Below are some entries. Copy each line that holds the string "blue".

[start of MATERIAL SHOWN]

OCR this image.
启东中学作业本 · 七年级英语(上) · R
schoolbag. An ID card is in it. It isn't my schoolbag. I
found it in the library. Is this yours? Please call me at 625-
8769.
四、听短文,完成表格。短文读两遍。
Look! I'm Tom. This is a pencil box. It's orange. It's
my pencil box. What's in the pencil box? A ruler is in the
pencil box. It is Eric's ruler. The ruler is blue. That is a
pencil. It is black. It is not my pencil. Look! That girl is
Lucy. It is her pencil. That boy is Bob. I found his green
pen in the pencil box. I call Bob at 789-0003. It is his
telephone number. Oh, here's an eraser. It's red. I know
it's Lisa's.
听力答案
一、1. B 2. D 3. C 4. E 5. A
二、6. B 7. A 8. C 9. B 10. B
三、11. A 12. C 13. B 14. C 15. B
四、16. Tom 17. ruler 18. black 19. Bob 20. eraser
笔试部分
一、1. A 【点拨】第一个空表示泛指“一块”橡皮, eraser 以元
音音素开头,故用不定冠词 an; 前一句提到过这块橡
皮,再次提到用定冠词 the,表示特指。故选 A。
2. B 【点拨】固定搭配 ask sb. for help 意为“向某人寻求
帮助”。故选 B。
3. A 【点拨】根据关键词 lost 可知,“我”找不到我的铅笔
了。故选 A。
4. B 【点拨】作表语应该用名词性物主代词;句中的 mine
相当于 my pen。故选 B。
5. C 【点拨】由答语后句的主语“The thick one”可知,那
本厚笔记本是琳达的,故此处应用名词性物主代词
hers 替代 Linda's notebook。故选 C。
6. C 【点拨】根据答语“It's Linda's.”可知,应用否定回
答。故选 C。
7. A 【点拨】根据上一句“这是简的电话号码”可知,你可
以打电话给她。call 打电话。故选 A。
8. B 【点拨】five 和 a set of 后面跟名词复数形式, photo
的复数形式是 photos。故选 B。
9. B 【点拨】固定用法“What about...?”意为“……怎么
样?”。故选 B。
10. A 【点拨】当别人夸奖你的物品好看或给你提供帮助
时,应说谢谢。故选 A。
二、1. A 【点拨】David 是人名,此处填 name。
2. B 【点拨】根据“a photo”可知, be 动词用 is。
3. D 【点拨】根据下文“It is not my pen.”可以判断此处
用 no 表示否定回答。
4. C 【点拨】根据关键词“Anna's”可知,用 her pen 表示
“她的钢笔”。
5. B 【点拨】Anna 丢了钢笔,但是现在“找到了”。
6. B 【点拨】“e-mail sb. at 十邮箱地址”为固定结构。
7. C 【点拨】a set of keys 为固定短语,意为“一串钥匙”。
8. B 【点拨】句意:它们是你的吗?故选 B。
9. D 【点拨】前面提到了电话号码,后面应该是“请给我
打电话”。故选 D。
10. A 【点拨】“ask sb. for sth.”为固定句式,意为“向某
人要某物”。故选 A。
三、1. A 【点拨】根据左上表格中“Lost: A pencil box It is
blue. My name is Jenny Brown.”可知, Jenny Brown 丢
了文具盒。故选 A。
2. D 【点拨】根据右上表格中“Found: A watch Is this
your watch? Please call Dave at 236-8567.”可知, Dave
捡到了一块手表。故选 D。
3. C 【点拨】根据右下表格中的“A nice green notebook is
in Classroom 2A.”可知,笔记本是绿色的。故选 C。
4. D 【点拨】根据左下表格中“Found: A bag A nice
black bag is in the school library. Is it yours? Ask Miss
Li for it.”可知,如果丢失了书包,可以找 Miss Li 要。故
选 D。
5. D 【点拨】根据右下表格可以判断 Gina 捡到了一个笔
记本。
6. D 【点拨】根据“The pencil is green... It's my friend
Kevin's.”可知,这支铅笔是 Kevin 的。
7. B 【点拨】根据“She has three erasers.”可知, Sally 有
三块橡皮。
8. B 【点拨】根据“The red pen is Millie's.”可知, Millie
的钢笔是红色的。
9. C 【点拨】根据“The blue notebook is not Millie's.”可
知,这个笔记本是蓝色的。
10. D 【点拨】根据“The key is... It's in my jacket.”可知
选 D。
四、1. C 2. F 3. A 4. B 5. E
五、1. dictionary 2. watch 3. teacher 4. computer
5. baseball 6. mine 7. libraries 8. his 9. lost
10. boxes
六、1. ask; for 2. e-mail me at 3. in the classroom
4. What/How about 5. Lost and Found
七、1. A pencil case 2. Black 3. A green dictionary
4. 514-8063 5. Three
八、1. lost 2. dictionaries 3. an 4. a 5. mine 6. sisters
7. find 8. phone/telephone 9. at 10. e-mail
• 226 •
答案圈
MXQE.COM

[end of MATERIAL SHOWN]

__PROBLEM SOLUTION__.
pencil box. It is Eric's ruler. The ruler is blue. That is a
blue. My name is Jenny Brown.”可知, Jenny Brown 丢
9. C 【点拨】根据“The blue notebook is not Millie's.”可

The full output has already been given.